• [TASK]: Go through the data below and copy it exactly, skipping every picture.

--- ITEMS ---

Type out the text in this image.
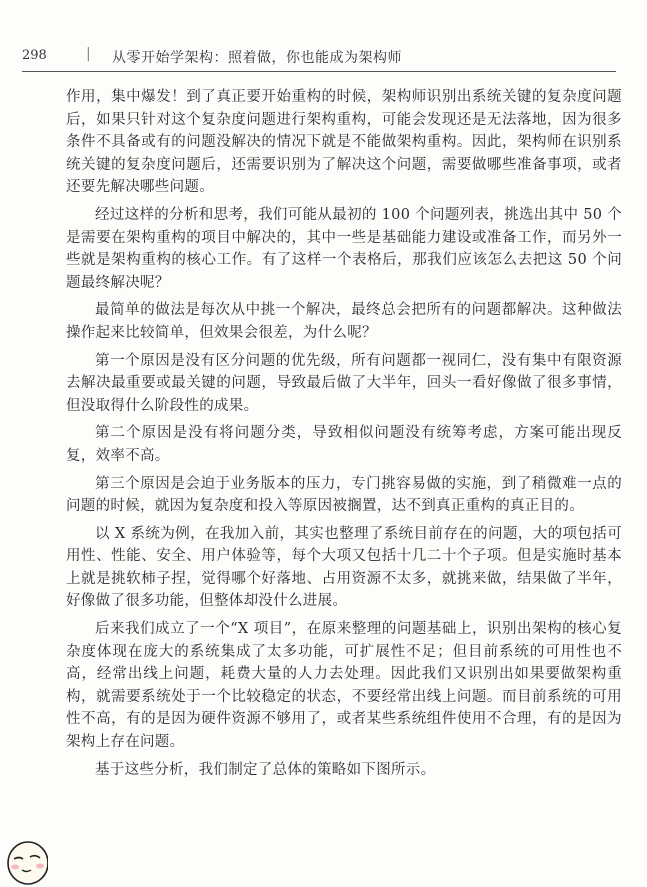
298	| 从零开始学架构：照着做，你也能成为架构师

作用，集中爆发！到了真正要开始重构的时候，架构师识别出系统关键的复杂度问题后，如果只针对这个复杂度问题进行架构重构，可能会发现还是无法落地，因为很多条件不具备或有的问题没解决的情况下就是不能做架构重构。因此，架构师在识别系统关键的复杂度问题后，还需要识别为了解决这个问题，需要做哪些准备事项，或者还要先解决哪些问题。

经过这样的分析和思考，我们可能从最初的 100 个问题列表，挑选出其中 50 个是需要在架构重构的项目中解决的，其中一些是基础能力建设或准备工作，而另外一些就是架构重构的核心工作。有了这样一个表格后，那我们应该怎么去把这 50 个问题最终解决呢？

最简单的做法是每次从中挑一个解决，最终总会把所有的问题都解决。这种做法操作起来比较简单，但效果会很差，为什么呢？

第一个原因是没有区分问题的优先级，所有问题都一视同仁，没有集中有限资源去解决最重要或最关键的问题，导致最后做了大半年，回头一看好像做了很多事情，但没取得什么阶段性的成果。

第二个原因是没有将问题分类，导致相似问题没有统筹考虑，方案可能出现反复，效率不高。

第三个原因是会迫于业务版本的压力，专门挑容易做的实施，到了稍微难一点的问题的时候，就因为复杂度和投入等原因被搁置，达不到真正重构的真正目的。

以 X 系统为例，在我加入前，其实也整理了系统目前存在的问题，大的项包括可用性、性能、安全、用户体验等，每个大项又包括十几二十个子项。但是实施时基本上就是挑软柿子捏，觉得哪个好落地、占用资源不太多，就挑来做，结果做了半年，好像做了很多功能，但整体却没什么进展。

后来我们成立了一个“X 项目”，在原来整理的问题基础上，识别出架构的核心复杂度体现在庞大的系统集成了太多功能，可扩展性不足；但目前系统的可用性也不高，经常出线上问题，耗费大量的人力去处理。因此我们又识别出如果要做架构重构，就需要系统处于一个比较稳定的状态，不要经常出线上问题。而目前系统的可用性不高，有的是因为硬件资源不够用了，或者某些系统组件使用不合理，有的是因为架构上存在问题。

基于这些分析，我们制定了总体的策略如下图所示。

---

• [CORRECT RESPONSE]:
Type out the text in this image.
298	| 从零开始学架构：照着做，你也能成为架构师

作用，集中爆发！到了真正要开始重构的时候，架构师识别出系统关键的复杂度问题后，如果只针对这个复杂度问题进行架构重构，可能会发现还是无法落地，因为很多条件不具备或有的问题没解决的情况下就是不能做架构重构。因此，架构师在识别系统关键的复杂度问题后，还需要识别为了解决这个问题，需要做哪些准备事项，或者还要先解决哪些问题。

经过这样的分析和思考，我们可能从最初的 100 个问题列表，挑选出其中 50 个是需要在架构重构的项目中解决的，其中一些是基础能力建设或准备工作，而另外一些就是架构重构的核心工作。有了这样一个表格后，那我们应该怎么去把这 50 个问题最终解决呢？

最简单的做法是每次从中挑一个解决，最终总会把所有的问题都解决。这种做法操作起来比较简单，但效果会很差，为什么呢？

第一个原因是没有区分问题的优先级，所有问题都一视同仁，没有集中有限资源去解决最重要或最关键的问题，导致最后做了大半年，回头一看好像做了很多事情，但没取得什么阶段性的成果。

第二个原因是没有将问题分类，导致相似问题没有统筹考虑，方案可能出现反复，效率不高。

第三个原因是会迫于业务版本的压力，专门挑容易做的实施，到了稍微难一点的问题的时候，就因为复杂度和投入等原因被搁置，达不到真正重构的真正目的。

以 X 系统为例，在我加入前，其实也整理了系统目前存在的问题，大的项包括可用性、性能、安全、用户体验等，每个大项又包括十几二十个子项。但是实施时基本上就是挑软柿子捏，觉得哪个好落地、占用资源不太多，就挑来做，结果做了半年，好像做了很多功能，但整体却没什么进展。

后来我们成立了一个“X 项目”，在原来整理的问题基础上，识别出架构的核心复杂度体现在庞大的系统集成了太多功能，可扩展性不足；但目前系统的可用性也不高，经常出线上问题，耗费大量的人力去处理。因此我们又识别出如果要做架构重构，就需要系统处于一个比较稳定的状态，不要经常出线上问题。而目前系统的可用性不高，有的是因为硬件资源不够用了，或者某些系统组件使用不合理，有的是因为架构上存在问题。

基于这些分析，我们制定了总体的策略如下图所示。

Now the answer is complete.